Prompt | Resume the article about CyanogenMod testing SELinux, starting after its last sentence.
-------- Passage for review
Continuing its recent commitments to patching up various security flaws with Android, CyanogenMod is currently testing out its implementation of SE Linux with its custom version of Android. A picture of CyanogenMod running the SELinux patch was posted up by Ricardo Cerqueira at the end of last week, which you can check out below.
SELinux is short for Security Enhanced Linux, and works on the premise of mandatory access controls (MAC) in order to manage administrator privies, rather than the root permissions that some of you may be familiar with. SELinxu is a set of kernel modifications which can be added to a Linux distribution, such as Android, in order to improve security.
This aims to separate enforcement of security decisions from the security policy itself, confining programs and other processes to the minimum amount of privilege that they require to do their jobs, thereby preventing any security bypasses and limiting the potential damage caused by a rouge program. Even if you install a malicious app, it won’t be able to access any other parts of your system or alter any administrator privileges.
----------------
-------- Information supplied
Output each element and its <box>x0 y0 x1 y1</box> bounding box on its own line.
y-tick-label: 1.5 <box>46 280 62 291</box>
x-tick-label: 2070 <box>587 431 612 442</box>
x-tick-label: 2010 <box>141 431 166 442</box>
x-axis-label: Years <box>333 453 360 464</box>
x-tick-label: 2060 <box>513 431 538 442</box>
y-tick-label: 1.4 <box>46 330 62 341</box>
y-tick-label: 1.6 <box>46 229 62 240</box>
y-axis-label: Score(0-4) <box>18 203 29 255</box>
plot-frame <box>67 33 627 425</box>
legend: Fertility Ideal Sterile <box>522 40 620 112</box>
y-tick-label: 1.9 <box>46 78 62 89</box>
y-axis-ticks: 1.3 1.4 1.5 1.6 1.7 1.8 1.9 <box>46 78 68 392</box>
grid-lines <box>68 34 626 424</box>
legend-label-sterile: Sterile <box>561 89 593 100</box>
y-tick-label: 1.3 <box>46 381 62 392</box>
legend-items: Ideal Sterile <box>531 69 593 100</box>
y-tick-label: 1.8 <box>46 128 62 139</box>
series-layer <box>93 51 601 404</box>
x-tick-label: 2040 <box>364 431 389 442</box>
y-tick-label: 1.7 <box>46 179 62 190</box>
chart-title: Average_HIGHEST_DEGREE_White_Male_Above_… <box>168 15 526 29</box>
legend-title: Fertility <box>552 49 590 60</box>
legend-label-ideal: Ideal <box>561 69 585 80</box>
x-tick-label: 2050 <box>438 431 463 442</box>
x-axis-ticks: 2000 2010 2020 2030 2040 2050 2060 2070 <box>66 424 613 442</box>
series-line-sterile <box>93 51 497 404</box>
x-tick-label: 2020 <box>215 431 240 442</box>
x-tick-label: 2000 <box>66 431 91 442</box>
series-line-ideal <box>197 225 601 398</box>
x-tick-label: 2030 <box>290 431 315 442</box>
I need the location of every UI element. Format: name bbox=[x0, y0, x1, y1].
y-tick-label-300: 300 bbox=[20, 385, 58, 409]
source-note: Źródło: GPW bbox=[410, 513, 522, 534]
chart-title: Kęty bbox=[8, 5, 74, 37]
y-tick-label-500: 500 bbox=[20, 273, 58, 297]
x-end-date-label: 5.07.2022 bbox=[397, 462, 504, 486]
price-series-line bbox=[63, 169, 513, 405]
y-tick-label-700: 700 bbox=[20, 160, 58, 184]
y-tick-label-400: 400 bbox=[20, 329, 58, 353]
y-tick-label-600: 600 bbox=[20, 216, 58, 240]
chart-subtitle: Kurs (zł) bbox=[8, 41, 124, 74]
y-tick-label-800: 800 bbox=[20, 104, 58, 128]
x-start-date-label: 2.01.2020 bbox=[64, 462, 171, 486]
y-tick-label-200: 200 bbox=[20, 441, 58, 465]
----------------
Reply |
SELinux was originally created by the National Security Agency as an example of how mandatory access controls could work with Linux, and was released to the open source community back at the end of 2000. Since then it’s been implemented into various Linux distributions in an effort to improve system security.
The recent NSA spying scandal is sure to put some people off from SE Linux, but remember that the NSA is equally as interested in securing data from prying eyes as it is in gathering intelligence. As Bogdan Petrovan already discussed regarding the relationship between the NSA and Android, being open-source, thousands of programmers have had the opportunity to go over the code, so it’s unlikely that anything remains hidden. Besides, the project has long been out of the NSA’s hands anyway.
The NSA is a longtime contributor to Linux security projects, including Security Enhanced Android
It’s also worth remembering that MAC wasn’t even invented by the NSA – the government agency simply showed how the feature could be used on Linux. There’s no evidence to suggest that the NSA was interested in spying on a small selection of Linux users; instead the project was designed to protect its own projects which used Linux.
In summary, it’s a promising new feature being worked on by a development team which has proven its commitment to user security in many of its recent projects. It’s still a work in progress, so don’t expect any nightly builds to show up quite yet, but I will certainly be updating if/when this update goes live.